_Work to complete_.
List all lines of the data that include the string "color".

Records about charts and figures:

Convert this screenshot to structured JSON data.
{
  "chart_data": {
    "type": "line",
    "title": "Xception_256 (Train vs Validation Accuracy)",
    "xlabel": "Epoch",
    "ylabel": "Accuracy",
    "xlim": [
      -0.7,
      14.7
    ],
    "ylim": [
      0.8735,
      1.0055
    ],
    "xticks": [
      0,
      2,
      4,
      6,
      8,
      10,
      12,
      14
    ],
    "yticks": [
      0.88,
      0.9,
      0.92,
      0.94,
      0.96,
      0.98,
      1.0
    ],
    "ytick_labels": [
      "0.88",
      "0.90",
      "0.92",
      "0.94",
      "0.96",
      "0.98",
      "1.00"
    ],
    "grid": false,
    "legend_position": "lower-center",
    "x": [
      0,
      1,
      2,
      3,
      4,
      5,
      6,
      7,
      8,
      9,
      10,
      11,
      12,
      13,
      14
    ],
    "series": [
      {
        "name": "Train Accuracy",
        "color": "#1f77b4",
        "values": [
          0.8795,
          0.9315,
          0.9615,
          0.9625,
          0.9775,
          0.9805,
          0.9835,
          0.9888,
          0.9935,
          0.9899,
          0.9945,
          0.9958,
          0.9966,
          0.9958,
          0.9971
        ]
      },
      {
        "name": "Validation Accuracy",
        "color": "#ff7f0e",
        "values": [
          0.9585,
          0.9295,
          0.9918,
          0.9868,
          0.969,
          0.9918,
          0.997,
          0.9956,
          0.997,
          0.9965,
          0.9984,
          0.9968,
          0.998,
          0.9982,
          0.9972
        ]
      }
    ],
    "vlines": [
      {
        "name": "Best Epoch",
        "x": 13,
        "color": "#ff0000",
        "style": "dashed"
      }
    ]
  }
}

_Result_.
        "color": "#1f77b4",
        "color": "#ff7f0e",
        "color": "#ff0000",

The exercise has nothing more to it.